### Text passage
=======
Shoot from your heart it will always give you the best shot!
~Kerri-Elizabeth~
Introduced to the skies
Viewed from the lenses of my eyes
Shot with my heart
Melted in the leaves
Embraced by a breeze
Open to a peaceful ease
I was once fully there
Among the blooms
Looking for you
I saw you
In the bloom
SUNSHINE
I’m a human experiencing life, experiencing me.
For the last almost 2 years since my son got his wings I have completely forgotten who I am, how to breathe , smile and get super excited and why I ever worked out and was super healthy and what it did for my soul and my mind and my body.
I wish I could have chosen my feelings somedays, I know it has been said “you chose it all”, DO WE?
Well I sure the heck didn’t choose my son to have cancer and then jet off to heaven before I was ready and if you think I had the power to change grief, THINK AGAIN!
We choose what we can and then we choose how to change the emotion based on an experience. It doesn’t mean it changes, it just means our thoughts are trying to work it out and create a new perspective so we can survive and preferably thrive.
=======
### Record excerpts
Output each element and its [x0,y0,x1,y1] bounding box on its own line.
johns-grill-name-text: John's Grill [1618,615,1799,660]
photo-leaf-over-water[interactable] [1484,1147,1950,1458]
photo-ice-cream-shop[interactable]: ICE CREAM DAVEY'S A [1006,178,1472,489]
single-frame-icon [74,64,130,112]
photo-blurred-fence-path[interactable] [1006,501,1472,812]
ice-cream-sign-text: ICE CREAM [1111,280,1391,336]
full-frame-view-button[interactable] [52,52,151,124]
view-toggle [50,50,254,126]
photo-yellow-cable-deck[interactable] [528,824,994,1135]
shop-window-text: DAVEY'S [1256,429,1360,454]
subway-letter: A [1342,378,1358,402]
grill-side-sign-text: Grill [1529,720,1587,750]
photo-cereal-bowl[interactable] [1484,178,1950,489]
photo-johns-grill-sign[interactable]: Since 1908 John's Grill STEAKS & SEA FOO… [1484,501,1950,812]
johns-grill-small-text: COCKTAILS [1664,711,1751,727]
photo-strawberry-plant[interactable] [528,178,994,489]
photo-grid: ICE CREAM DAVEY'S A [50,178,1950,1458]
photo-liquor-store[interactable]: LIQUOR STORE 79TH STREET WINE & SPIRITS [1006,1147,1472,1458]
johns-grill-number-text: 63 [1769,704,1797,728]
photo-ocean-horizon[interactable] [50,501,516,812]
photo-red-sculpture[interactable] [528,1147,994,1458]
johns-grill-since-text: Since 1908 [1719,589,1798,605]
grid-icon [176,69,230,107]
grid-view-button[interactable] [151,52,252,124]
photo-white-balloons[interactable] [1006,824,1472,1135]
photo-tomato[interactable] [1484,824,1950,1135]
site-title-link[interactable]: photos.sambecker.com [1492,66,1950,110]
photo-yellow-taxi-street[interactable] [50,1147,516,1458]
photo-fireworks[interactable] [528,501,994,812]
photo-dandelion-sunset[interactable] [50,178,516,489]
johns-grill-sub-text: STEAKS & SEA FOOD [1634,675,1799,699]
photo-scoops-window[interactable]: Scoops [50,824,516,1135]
=======
### Your tasks
1. In the text about photography and grief, copy the lines between "Well I sure" and "and preferably thrive.", inclusive.
2. Condense the paragraph of the photography and grief text that begins "For the last almost 2 years" into one shorter sentence that keeps its main facts.
3. The paragraph of the photography and grief text that begins "For the last almost 2 years" says working out and being healthy did something for the writer. List each thing it names as benefiting.

### Solutions to the tasks
1.
Well I sure the heck didn’t choose my son to have cancer and then jet off to heaven before I was ready and if you think I had the power to change grief, THINK AGAIN!
We choose what we can and then we choose how to change the emotion based on an experience. It doesn’t mean it changes, it just means our thoughts are trying to work it out and create a new perspective so we can survive and preferably thrive.

2. In the nearly two years since the writer's son died, the writer has lost touch with who they are, with how to breathe, smile and feel excited, and with why they once exercised and stayed healthy and how that helped their soul, mind and body.

3.
- soul
- mind
- body